* **Directions**:
Count the lines containing "sexlaptop". Give the number alone.

──────── Exercise input ────────

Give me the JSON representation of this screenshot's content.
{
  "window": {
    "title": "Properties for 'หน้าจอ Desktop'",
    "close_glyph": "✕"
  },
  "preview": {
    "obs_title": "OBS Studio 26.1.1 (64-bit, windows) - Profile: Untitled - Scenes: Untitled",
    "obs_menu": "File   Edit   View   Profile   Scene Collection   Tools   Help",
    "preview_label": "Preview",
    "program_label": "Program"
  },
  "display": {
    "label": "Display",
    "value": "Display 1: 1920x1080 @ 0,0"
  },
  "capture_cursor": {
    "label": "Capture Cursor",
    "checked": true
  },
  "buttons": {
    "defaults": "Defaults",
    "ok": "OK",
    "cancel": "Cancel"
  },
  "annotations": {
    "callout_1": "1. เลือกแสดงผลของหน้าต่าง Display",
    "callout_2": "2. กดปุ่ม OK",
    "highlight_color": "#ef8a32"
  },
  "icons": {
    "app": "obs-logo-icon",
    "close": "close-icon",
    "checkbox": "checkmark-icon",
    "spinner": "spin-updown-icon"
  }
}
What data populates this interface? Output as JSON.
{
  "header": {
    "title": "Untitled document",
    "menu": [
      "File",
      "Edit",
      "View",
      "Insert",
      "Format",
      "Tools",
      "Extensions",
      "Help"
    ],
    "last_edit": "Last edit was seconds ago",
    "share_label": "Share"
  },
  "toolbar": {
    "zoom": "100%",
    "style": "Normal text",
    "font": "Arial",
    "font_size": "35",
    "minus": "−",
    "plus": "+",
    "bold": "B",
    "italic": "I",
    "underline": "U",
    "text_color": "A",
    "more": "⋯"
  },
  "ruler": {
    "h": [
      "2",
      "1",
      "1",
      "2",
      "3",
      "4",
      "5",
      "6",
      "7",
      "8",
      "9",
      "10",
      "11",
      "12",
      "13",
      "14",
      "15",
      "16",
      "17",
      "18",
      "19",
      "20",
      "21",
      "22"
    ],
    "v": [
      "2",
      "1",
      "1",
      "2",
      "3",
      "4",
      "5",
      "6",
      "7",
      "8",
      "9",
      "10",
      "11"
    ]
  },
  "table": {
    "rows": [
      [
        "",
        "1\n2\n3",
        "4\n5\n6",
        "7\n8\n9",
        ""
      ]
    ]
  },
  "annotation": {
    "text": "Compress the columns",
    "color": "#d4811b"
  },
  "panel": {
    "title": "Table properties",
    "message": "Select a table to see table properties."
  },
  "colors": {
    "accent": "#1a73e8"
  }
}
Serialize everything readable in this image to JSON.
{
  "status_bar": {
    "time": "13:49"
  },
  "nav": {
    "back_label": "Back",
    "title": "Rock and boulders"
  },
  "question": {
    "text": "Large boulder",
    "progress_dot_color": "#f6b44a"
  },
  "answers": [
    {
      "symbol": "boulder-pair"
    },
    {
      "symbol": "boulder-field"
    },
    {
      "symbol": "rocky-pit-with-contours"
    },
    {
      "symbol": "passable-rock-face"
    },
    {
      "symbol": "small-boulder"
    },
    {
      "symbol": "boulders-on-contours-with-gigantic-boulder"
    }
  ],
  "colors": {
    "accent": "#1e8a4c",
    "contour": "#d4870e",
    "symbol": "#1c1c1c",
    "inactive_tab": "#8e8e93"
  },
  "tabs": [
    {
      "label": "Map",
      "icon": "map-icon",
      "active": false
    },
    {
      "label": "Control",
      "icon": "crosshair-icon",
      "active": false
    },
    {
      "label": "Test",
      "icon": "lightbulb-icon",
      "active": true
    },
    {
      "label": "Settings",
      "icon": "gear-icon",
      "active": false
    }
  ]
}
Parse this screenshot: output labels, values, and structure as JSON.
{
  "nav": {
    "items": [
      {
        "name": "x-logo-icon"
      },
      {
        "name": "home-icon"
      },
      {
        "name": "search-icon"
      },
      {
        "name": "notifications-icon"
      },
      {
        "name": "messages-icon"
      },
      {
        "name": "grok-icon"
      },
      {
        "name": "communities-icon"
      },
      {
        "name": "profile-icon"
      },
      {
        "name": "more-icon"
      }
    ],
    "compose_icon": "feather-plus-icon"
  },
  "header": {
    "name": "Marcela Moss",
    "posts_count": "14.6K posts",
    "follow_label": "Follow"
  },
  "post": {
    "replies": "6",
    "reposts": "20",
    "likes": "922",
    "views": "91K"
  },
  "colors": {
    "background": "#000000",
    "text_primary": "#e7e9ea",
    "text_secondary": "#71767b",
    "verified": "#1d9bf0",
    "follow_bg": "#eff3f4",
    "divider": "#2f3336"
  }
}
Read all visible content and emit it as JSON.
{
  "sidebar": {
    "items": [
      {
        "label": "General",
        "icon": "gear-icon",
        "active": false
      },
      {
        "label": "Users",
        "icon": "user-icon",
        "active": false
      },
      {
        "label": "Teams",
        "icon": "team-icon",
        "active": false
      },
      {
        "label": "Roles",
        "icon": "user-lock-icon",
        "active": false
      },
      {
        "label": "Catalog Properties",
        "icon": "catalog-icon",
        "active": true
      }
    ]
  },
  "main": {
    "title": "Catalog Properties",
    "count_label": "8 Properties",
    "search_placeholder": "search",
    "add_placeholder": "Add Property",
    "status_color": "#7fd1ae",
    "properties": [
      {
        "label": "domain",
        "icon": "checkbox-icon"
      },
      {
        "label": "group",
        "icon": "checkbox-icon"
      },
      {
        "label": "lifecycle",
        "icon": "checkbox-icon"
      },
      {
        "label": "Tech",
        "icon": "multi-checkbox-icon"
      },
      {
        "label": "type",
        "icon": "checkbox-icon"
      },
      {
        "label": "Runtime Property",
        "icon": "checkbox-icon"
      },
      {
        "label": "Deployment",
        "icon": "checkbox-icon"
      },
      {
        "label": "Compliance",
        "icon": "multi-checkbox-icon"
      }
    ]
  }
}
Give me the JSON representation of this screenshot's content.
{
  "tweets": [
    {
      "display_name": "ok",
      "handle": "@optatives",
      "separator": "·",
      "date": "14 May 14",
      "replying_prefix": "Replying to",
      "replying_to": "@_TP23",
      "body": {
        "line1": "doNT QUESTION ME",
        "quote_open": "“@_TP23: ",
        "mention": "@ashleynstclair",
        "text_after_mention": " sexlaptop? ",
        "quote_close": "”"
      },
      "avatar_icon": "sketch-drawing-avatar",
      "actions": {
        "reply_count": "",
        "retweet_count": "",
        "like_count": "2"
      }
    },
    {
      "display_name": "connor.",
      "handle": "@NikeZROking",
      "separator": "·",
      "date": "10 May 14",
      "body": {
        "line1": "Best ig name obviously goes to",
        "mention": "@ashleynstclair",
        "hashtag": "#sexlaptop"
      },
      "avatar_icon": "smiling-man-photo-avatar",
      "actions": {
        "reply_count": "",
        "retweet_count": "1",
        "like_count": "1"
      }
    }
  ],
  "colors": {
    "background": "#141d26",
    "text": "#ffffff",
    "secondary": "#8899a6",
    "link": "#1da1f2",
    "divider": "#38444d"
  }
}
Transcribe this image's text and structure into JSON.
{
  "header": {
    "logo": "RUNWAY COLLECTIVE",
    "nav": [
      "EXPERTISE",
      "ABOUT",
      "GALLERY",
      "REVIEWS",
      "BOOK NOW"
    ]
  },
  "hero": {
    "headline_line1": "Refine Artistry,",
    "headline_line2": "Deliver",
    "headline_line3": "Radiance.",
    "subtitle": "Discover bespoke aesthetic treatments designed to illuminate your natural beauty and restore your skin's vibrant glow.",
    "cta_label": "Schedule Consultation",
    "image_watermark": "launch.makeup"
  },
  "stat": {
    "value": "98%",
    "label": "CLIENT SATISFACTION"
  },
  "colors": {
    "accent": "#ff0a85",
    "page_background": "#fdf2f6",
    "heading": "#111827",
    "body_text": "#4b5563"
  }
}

────────

* **Output for this exercise**:
2